DIRECTIVE A:
According to the text on US-Ethiopian relations, in what year did the treaty of Commerce between Emperor Menelik II and Robert Skinner start those relations?

————————

US-Ethiopian relations go back to 1903 when Emperor Menelik II and US representative Robert Skinner signed a treaty of Commerce and agreed to exchange representatives to strengthen relations between the two countries. Since that time, relations between the two countries have been strong except during the brief Italian occupation (when the consulate was closed) and during the time of the Derg due to its links with international communism and gross human rights abuses. Over the last few decades, the US has increased its economic involvement in Ethiopia and has relied on Ethiopia to support its war on terrorism and to deal with regional instability.

Since the fall of the TPLF-dominated regime, US policy on Ethiopia has not been even handed and at times hostile to the interests of the country. Most people believe that this misguided US foreign policy is a result of the influence of highly paid lobbyists of the previous regime and hostile governments that attempt to promote their national interest by weakening the country and not based on realities on the ground.

Lobbying is now a multimillion-dollar industry in which US law firms and PR companies work with foreign governments and rebel organizations to shape US foreign policy. For example, in May 2019, Hifter, commander of the self-styled Libyan National Army hired a Texas-based lobbying firm for $2 million to influence US government policy. The rebel group has been accused of war crimes for its deadly military offensive on Tripoli in which many innocent civilians were injured and killed. Other armed groups and secessionist organizations have worked with US lobbying firms. The TPLF has recently hired a Washington-based firm to distort US foreign policy on Ethiopia. The subculture of public relations and lobbying reflects a steady decline and privatization of US diplomacy. Lobbyists are distorting US foreign policy and would like the US government to see the narrow ethnic interests of TPLF as the national interest.

Here are the reasons why most Ethiopians believe that the US government is pursuing a wrong and potentially dangerous foreign policy on Ethiopia. If this policy continues, it will have an injurious impact on US-Ethiopia relations.

First, a brief background to the conflict maybe appropriate here. As TPLF members saw the impending decline in their role and influence within the new Federal government (2018-2019), they withdrew from the coalition and took active measures to destabilize the regime. There is increasing evidence (based on reports from Human rights groups) that most of the violence and displacement of people over the last three years was organized and supported by the TPLF. Their actions represented a state of de facto autonomy as they refused to abide by or enforce Federal law in the region. As their efforts to bring down the government failed to materialize, TPLF attacked and seized a major Federal military base located in Tigray province on November 04, 2020 and effectively declared war on the government. This situation led to a direct military confrontation between TPLF and the Federal government and has resulted in thousands of casualties and deaths.

————————

DIRECTIVE B:
Rewrite the listing starting at its first line and ending at the line containing "Bar: [73, 16, 155, 144]", both included, changing "Circle shape" to "Round shape" and leaving everything else the same.

————————

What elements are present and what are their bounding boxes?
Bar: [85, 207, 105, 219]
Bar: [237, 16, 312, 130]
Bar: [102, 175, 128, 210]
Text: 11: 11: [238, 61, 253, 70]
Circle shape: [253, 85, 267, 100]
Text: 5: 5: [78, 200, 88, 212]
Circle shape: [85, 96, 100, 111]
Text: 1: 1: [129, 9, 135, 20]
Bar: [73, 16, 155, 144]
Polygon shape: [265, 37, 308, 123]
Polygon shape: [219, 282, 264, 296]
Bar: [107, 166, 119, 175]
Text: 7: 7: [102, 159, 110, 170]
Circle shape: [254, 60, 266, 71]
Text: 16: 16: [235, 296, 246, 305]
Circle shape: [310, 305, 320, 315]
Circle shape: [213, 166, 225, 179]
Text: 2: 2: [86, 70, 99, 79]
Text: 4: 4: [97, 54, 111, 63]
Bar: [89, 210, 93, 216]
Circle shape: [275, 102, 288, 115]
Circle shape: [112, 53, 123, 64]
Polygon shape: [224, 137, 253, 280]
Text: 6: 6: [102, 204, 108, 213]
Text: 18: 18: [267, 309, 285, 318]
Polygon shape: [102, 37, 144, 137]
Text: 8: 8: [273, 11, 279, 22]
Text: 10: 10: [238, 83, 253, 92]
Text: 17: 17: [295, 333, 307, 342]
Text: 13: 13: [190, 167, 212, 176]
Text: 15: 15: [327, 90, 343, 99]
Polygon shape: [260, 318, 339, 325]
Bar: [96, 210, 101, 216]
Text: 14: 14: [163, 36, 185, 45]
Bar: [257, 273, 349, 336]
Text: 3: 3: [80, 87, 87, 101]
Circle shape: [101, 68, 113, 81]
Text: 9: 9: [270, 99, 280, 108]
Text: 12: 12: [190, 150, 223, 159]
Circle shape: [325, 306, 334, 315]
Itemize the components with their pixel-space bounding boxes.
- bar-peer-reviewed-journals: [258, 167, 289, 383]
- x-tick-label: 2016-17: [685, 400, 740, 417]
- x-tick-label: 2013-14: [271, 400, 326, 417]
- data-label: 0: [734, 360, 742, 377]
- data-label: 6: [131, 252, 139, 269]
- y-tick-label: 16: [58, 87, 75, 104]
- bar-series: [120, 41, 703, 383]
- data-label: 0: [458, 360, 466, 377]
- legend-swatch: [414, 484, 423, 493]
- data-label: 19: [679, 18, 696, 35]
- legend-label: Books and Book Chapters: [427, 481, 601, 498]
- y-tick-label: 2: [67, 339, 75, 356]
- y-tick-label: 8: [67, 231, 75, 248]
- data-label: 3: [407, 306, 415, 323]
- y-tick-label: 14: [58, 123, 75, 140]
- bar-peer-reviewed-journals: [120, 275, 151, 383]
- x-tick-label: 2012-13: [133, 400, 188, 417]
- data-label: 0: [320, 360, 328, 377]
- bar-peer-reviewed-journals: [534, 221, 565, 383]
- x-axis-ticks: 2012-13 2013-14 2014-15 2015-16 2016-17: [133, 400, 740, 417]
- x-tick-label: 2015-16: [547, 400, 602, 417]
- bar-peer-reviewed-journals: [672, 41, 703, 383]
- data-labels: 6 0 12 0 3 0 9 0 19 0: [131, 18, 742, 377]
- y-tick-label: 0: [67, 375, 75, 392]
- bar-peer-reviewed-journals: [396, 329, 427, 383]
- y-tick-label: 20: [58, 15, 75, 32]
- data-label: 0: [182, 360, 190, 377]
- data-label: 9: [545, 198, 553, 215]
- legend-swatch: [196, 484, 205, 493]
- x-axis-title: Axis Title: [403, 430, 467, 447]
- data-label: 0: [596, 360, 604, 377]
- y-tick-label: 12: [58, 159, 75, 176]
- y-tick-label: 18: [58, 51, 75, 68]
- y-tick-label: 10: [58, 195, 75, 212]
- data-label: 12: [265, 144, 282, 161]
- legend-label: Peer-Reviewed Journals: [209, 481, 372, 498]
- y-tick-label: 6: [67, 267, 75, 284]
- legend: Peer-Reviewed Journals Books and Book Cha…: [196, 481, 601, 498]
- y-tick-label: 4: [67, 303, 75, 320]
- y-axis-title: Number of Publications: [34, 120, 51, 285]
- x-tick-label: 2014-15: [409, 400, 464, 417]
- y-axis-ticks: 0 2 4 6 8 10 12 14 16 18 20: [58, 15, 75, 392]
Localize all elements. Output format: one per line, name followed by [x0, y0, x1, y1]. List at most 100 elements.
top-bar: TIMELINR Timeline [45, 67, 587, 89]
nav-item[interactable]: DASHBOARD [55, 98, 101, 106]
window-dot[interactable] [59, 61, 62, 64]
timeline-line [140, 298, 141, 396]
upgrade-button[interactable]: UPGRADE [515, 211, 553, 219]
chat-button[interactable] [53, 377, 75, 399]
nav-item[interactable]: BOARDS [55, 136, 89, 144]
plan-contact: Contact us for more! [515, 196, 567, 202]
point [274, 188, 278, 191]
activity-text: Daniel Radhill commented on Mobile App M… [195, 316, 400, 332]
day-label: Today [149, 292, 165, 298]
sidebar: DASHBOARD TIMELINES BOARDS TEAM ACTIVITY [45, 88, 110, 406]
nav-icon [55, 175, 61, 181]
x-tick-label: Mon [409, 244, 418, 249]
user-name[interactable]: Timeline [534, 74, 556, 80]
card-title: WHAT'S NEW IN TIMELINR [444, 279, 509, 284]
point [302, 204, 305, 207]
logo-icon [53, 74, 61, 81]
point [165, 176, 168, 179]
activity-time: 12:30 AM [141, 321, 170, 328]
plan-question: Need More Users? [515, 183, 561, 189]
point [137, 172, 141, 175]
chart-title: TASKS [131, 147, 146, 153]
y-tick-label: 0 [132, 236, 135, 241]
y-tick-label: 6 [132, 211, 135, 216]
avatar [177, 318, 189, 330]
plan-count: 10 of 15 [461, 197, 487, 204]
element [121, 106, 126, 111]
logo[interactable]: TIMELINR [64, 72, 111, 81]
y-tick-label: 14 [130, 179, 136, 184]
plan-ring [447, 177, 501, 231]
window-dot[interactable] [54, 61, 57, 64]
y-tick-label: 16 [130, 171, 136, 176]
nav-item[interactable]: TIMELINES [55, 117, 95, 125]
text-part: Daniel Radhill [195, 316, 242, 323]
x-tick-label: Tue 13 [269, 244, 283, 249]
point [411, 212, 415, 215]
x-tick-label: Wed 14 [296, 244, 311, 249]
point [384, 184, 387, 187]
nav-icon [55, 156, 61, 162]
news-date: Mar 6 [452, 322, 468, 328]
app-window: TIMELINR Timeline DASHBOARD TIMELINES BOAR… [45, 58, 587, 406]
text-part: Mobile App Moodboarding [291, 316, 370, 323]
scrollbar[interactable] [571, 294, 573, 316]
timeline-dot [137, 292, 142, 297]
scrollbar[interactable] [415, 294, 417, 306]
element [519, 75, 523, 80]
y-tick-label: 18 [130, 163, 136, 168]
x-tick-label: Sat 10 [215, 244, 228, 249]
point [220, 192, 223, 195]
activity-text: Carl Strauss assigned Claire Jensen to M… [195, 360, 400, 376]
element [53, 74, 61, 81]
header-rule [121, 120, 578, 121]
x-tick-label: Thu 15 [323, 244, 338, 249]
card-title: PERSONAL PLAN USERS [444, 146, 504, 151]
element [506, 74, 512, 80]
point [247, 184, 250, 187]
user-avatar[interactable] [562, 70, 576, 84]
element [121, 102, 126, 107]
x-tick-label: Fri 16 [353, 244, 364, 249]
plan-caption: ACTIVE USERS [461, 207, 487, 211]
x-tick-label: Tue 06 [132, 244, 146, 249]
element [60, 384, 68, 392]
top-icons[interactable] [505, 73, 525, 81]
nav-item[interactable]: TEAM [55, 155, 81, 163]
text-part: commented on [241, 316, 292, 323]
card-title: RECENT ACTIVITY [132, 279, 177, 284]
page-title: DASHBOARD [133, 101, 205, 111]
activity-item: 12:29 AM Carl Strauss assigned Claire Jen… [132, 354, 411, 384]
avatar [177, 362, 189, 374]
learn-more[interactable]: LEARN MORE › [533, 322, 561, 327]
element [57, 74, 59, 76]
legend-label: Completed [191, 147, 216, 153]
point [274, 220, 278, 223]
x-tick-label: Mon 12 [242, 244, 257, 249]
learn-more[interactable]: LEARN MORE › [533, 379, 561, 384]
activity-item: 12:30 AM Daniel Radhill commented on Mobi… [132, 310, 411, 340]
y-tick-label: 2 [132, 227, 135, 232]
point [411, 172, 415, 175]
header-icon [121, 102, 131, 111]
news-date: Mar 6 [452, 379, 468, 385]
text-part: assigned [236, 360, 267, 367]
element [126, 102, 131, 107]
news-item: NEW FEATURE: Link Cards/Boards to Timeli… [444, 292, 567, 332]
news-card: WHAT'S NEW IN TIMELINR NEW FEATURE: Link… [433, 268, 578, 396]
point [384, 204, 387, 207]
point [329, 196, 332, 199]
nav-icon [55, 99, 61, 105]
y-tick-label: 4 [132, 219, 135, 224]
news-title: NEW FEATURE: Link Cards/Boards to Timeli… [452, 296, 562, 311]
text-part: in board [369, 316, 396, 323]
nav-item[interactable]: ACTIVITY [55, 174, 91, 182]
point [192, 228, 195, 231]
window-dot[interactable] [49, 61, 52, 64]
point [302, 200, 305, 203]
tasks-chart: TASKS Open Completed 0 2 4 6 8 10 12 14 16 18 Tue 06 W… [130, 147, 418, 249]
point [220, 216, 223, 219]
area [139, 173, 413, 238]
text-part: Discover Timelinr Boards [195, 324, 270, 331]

————————

EXERCISE OUTPUT A:
1903

EXERCISE OUTPUT B:
What elements are present and what are their bounding boxes?
Bar: [85, 207, 105, 219]
Bar: [237, 16, 312, 130]
Bar: [102, 175, 128, 210]
Text: 11: 11: [238, 61, 253, 70]
Round shape: [253, 85, 267, 100]
Text: 5: 5: [78, 200, 88, 212]
Round shape: [85, 96, 100, 111]
Text: 1: 1: [129, 9, 135, 20]
Bar: [73, 16, 155, 144]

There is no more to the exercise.